** Start of The records **
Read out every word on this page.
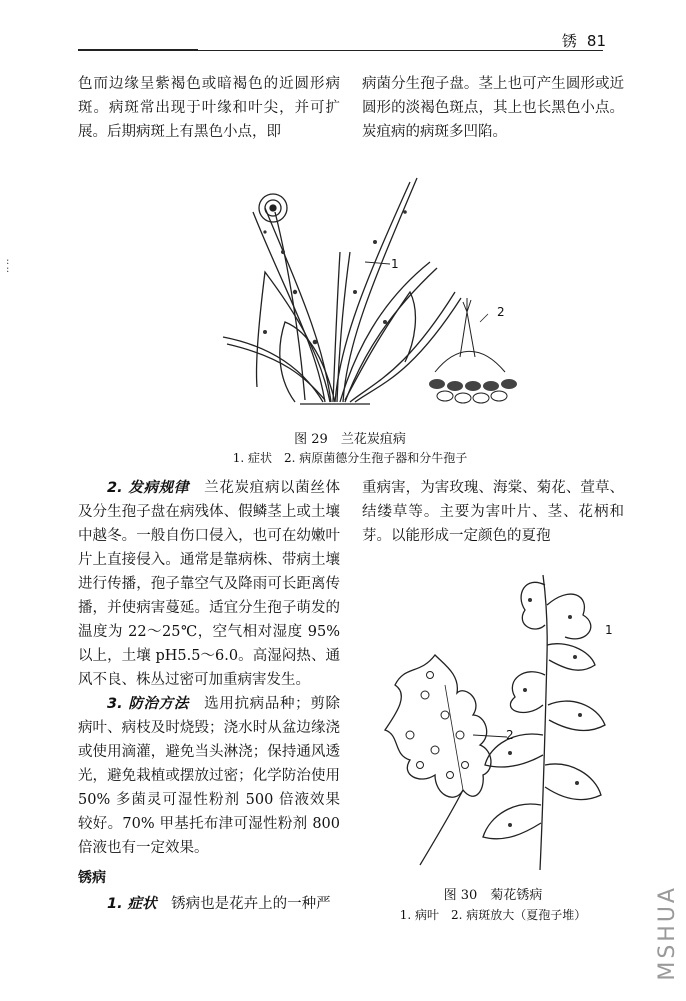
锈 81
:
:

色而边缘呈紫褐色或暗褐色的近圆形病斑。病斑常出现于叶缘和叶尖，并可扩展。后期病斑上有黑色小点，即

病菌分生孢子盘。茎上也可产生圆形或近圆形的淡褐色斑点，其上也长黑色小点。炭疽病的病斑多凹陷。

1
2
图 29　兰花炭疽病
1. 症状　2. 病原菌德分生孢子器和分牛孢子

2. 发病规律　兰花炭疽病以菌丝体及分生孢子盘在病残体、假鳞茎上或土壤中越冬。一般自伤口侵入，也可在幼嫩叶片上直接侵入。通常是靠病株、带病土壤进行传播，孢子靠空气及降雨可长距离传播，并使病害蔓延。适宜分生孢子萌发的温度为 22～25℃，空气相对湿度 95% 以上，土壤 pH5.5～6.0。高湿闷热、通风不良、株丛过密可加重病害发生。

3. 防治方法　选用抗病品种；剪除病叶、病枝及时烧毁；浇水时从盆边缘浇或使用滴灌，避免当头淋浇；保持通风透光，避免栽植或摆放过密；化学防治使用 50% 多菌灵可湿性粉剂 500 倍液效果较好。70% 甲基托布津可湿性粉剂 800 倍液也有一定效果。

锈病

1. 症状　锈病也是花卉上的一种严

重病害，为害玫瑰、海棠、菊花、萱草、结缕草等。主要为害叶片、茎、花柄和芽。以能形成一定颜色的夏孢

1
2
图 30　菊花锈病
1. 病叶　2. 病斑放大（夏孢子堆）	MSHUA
** End of The records **
** Start of The records **
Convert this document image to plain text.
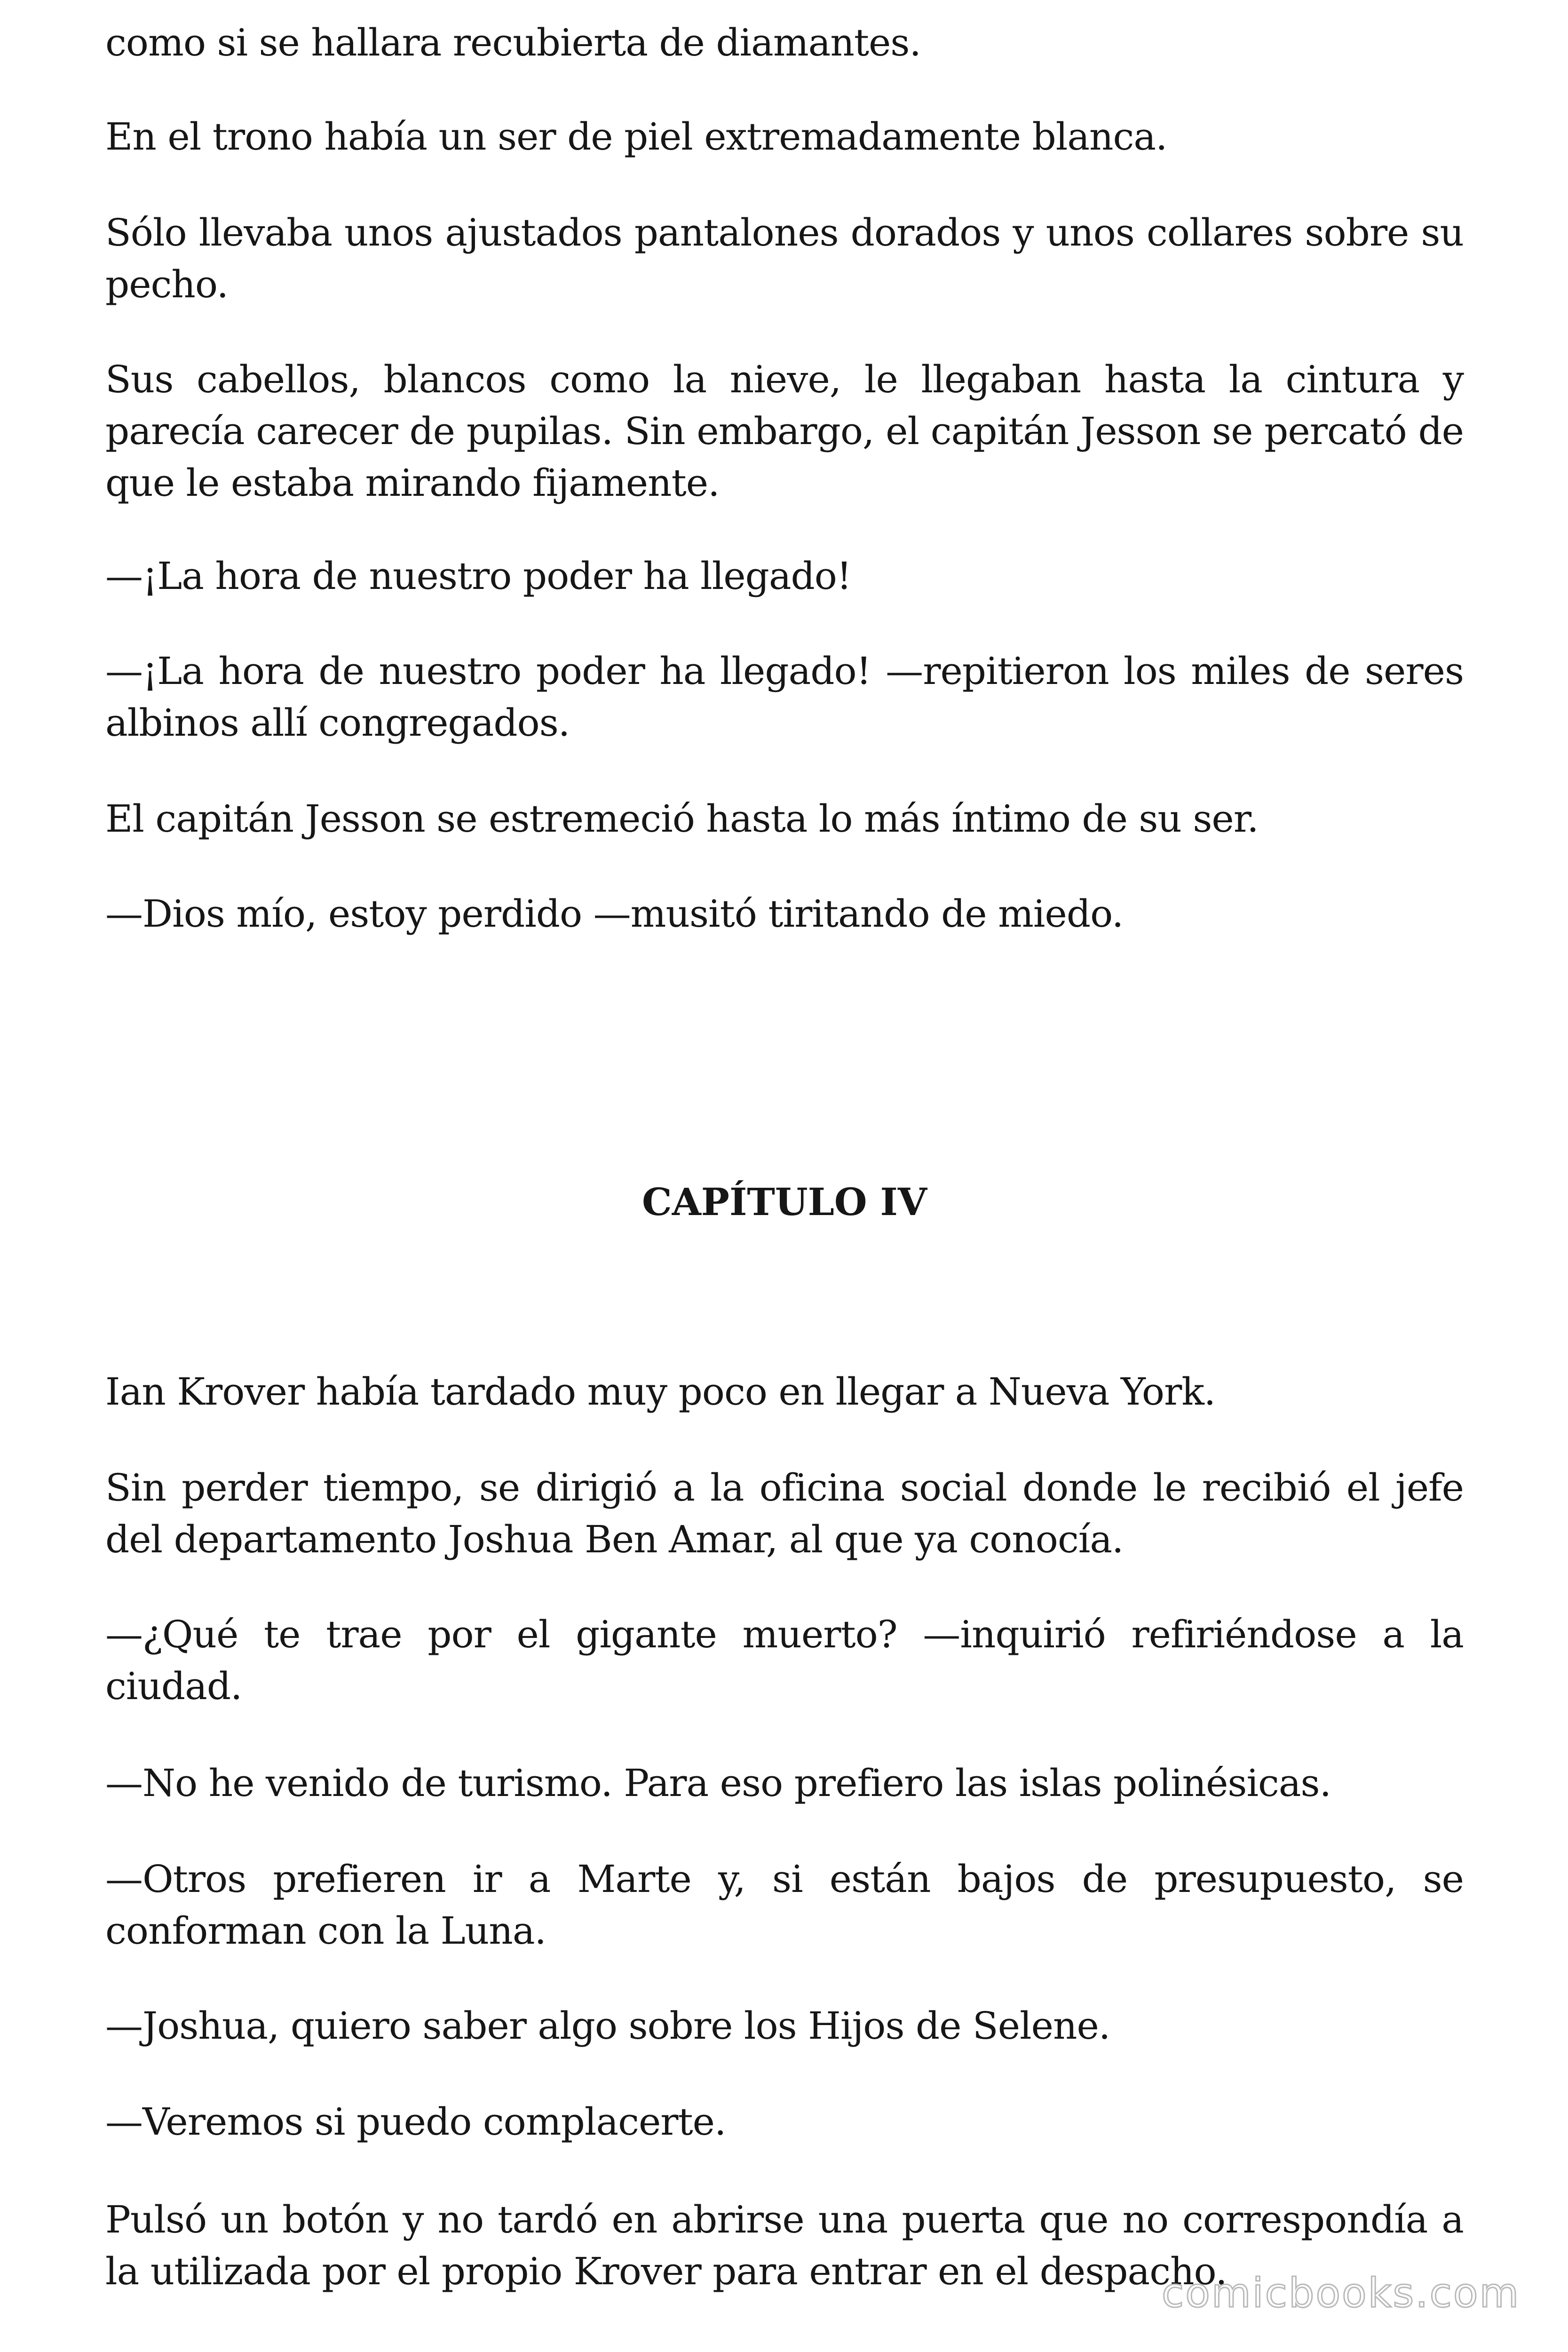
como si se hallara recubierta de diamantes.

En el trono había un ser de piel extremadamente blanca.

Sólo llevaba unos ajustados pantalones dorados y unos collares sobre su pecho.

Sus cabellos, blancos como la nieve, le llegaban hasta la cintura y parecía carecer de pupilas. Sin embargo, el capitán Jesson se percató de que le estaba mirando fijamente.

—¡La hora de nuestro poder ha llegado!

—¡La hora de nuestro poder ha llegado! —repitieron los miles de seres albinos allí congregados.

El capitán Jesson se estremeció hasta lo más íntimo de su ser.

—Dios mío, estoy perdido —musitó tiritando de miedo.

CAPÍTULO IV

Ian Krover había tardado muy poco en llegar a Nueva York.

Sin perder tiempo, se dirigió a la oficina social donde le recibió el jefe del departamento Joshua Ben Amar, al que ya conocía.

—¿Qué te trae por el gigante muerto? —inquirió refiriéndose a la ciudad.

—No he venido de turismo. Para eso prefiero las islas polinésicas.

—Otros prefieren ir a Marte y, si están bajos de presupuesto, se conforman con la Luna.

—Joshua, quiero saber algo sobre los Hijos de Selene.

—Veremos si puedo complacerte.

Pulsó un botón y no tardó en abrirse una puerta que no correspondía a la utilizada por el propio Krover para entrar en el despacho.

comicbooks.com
** End of The records **
**The request:** Tally how many lines of the records hold the word "como". Answer with the number only.

**Finished answer:** 2